Task material:
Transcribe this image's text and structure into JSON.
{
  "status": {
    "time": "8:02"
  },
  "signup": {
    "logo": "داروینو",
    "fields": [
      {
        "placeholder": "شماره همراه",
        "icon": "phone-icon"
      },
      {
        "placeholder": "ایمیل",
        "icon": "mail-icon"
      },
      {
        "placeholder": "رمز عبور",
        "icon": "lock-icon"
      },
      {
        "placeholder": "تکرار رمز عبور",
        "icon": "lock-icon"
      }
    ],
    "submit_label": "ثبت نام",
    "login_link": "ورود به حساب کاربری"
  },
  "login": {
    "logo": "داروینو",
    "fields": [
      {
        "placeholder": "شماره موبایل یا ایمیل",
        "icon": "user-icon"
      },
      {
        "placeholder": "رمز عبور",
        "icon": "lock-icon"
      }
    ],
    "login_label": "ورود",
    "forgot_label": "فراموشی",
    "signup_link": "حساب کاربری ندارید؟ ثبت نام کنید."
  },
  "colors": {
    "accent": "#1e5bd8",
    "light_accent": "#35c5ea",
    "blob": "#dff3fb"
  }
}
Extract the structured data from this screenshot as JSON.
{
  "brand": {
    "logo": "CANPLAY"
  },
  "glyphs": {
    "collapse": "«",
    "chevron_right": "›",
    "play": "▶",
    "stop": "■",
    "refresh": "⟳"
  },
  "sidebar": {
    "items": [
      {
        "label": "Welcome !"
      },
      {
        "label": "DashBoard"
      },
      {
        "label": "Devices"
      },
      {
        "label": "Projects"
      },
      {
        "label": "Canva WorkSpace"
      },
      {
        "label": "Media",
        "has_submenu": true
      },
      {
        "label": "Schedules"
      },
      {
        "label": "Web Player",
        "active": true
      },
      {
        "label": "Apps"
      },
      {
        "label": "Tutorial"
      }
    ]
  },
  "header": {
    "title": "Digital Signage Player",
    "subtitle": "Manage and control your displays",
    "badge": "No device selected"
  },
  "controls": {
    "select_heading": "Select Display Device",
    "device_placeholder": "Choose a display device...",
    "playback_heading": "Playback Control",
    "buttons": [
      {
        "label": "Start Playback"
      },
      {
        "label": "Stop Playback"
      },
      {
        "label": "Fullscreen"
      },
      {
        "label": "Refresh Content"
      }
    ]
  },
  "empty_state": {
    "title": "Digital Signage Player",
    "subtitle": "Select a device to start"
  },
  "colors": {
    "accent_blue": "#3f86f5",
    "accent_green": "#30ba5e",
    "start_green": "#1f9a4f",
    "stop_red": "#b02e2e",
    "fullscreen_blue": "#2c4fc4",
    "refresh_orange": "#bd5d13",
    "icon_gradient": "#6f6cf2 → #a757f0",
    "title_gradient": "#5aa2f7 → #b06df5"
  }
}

Work to be completed: Write the entries again, exactly as they stand.

Exercise response:
Transcribe this image's text and structure into JSON.
{
  "status": {
    "time": "8:02"
  },
  "signup": {
    "logo": "داروینو",
    "fields": [
      {
        "placeholder": "شماره همراه",
        "icon": "phone-icon"
      },
      {
        "placeholder": "ایمیل",
        "icon": "mail-icon"
      },
      {
        "placeholder": "رمز عبور",
        "icon": "lock-icon"
      },
      {
        "placeholder": "تکرار رمز عبور",
        "icon": "lock-icon"
      }
    ],
    "submit_label": "ثبت نام",
    "login_link": "ورود به حساب کاربری"
  },
  "login": {
    "logo": "داروینو",
    "fields": [
      {
        "placeholder": "شماره موبایل یا ایمیل",
        "icon": "user-icon"
      },
      {
        "placeholder": "رمز عبور",
        "icon": "lock-icon"
      }
    ],
    "login_label": "ورود",
    "forgot_label": "فراموشی",
    "signup_link": "حساب کاربری ندارید؟ ثبت نام کنید."
  },
  "colors": {
    "accent": "#1e5bd8",
    "light_accent": "#35c5ea",
    "blob": "#dff3fb"
  }
}
Extract the structured data from this screenshot as JSON.
{
  "brand": {
    "logo": "CANPLAY"
  },
  "glyphs": {
    "collapse": "«",
    "chevron_right": "›",
    "play": "▶",
    "stop": "■",
    "refresh": "⟳"
  },
  "sidebar": {
    "items": [
      {
        "label": "Welcome !"
      },
      {
        "label": "DashBoard"
      },
      {
        "label": "Devices"
      },
      {
        "label": "Projects"
      },
      {
        "label": "Canva WorkSpace"
      },
      {
        "label": "Media",
        "has_submenu": true
      },
      {
        "label": "Schedules"
      },
      {
        "label": "Web Player",
        "active": true
      },
      {
        "label": "Apps"
      },
      {
        "label": "Tutorial"
      }
    ]
  },
  "header": {
    "title": "Digital Signage Player",
    "subtitle": "Manage and control your displays",
    "badge": "No device selected"
  },
  "controls": {
    "select_heading": "Select Display Device",
    "device_placeholder": "Choose a display device...",
    "playback_heading": "Playback Control",
    "buttons": [
      {
        "label": "Start Playback"
      },
      {
        "label": "Stop Playback"
      },
      {
        "label": "Fullscreen"
      },
      {
        "label": "Refresh Content"
      }
    ]
  },
  "empty_state": {
    "title": "Digital Signage Player",
    "subtitle": "Select a device to start"
  },
  "colors": {
    "accent_blue": "#3f86f5",
    "accent_green": "#30ba5e",
    "start_green": "#1f9a4f",
    "stop_red": "#b02e2e",
    "fullscreen_blue": "#2c4fc4",
    "refresh_orange": "#bd5d13",
    "icon_gradient": "#6f6cf2 → #a757f0",
    "title_gradient": "#5aa2f7 → #b06df5"
  }
}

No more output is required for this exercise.